── Supplied entries ──
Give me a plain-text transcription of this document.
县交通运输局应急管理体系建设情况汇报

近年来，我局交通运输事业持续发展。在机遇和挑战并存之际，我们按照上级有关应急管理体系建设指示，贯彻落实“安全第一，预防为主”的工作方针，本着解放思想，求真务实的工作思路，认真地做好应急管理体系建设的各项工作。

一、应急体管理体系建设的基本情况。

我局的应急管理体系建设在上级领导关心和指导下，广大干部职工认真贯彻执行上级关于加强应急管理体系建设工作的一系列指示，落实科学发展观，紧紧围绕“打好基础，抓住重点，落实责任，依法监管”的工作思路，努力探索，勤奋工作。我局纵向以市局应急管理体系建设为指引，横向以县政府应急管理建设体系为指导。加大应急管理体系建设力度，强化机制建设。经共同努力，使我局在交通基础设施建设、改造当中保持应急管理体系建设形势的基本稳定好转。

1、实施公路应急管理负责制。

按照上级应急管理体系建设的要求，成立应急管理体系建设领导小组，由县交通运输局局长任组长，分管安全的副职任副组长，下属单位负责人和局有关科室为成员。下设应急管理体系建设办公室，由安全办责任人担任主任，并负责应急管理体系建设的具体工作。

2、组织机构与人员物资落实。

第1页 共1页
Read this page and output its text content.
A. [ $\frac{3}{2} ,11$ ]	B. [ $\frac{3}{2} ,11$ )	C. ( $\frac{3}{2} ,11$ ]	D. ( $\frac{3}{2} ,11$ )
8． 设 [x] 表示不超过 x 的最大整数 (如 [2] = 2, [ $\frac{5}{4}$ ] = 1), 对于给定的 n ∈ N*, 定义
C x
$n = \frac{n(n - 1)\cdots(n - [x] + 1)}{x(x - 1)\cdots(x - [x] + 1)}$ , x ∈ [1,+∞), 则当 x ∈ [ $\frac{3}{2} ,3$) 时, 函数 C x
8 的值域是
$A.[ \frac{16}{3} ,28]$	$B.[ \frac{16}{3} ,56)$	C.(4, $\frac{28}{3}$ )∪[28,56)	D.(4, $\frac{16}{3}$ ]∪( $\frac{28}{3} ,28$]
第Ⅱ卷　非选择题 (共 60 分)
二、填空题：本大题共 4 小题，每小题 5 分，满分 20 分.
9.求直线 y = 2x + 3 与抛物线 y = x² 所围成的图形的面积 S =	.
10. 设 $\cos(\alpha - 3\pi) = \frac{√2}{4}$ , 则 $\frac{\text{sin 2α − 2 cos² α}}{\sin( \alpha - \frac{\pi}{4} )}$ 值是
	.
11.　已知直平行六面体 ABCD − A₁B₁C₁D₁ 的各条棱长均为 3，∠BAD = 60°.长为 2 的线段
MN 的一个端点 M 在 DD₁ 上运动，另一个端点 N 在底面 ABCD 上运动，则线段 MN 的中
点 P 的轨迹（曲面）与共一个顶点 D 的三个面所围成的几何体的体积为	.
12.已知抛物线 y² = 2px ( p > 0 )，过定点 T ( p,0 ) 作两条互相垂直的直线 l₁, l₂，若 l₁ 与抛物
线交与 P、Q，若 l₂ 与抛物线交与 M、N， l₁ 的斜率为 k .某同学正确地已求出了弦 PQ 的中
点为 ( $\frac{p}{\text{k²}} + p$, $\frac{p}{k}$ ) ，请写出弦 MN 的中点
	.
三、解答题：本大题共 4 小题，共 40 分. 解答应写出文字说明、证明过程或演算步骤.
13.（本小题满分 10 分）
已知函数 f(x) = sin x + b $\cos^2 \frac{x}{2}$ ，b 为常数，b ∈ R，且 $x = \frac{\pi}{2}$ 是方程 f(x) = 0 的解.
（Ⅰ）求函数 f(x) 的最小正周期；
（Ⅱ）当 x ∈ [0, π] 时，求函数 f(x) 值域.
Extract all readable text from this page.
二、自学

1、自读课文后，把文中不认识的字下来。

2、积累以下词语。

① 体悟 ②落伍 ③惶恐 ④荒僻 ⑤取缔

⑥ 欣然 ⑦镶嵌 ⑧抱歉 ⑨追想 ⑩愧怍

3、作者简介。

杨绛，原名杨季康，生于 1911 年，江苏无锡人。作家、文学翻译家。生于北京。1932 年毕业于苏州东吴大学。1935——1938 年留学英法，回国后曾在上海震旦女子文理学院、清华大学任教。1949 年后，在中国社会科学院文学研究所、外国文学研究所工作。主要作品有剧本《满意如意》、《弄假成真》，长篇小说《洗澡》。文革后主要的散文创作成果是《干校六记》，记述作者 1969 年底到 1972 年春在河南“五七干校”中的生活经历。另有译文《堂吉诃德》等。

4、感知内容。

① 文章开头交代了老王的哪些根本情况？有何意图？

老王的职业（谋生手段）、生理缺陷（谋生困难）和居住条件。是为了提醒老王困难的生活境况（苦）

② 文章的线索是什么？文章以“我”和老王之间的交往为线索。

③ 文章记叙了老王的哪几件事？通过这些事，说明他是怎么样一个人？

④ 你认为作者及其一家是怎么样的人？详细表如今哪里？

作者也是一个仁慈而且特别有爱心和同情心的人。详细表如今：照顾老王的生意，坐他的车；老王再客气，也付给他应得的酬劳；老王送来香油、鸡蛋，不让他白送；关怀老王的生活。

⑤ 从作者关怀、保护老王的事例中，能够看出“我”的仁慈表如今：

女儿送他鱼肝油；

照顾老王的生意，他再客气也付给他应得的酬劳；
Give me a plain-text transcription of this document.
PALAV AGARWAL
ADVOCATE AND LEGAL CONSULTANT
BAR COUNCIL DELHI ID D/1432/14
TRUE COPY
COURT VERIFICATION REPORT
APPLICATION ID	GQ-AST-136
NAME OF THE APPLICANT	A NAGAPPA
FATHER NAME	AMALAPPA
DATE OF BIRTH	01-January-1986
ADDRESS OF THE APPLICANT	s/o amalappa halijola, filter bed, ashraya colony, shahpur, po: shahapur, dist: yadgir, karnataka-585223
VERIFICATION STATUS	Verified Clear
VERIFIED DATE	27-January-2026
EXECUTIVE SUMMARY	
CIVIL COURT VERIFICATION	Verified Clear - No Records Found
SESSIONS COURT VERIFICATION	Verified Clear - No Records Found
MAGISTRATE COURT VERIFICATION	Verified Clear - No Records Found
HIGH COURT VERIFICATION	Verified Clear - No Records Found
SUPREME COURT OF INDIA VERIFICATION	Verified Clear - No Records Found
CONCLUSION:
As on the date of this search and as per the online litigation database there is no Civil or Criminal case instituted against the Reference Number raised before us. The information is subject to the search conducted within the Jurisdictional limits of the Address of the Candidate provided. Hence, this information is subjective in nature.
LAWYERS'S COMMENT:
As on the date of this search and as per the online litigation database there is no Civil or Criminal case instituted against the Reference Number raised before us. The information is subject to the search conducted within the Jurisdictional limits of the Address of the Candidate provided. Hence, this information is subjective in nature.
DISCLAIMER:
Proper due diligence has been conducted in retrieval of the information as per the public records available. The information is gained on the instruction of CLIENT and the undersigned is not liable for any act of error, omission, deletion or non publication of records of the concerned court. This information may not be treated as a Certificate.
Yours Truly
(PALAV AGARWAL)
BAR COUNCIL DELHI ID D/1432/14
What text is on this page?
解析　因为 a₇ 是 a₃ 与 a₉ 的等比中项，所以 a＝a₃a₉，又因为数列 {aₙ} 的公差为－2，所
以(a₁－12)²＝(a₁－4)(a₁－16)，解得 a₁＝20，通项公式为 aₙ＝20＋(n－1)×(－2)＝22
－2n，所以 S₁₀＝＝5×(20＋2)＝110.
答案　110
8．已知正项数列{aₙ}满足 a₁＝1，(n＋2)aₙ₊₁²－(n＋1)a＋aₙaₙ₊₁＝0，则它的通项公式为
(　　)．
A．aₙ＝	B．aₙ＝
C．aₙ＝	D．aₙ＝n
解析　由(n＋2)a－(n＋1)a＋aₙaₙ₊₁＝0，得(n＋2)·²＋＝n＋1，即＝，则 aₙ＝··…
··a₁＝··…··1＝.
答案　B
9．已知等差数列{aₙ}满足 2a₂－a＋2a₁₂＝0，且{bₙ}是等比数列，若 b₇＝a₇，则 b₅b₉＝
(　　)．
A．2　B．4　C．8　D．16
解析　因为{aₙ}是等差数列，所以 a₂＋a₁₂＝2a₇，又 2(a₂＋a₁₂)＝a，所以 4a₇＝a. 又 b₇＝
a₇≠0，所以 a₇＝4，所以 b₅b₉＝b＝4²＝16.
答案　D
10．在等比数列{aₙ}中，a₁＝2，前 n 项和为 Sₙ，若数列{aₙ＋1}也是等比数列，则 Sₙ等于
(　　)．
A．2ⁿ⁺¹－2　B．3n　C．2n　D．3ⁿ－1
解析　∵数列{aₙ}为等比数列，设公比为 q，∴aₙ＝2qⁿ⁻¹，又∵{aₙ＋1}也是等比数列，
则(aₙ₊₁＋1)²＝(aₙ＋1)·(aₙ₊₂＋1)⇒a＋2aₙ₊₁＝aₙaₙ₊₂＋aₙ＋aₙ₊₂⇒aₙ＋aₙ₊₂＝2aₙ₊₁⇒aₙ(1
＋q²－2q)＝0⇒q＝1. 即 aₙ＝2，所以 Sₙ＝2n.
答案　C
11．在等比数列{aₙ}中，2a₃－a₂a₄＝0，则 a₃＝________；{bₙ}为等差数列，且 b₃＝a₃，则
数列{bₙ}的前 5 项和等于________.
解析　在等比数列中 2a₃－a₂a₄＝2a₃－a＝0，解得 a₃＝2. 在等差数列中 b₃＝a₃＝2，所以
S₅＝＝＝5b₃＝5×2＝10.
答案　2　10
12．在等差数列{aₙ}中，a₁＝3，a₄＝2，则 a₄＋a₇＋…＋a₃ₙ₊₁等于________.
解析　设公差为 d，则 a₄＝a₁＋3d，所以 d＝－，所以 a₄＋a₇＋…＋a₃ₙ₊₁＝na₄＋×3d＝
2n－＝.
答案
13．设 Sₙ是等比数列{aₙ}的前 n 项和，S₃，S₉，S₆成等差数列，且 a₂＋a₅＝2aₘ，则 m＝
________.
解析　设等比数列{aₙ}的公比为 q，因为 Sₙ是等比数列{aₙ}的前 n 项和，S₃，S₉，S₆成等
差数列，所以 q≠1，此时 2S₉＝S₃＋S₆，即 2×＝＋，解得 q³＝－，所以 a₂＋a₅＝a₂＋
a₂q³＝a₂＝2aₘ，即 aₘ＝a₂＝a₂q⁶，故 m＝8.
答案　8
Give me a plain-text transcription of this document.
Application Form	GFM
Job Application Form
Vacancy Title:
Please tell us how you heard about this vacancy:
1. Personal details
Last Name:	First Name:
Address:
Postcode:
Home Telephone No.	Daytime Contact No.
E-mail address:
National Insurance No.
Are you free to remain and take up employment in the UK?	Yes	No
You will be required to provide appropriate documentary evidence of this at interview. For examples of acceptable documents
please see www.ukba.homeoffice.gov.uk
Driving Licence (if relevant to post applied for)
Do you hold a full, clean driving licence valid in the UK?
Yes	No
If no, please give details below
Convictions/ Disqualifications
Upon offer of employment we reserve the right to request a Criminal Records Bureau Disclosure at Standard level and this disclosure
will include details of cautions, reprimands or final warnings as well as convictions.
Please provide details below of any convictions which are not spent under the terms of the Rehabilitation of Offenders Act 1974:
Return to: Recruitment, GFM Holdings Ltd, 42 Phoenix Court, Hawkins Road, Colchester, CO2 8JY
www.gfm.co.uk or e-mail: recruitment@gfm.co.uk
───
# [Prompt]
What is the number of lines in the records that contain the word "employment"? Answer with the number and nothing else.

# [Task output]
2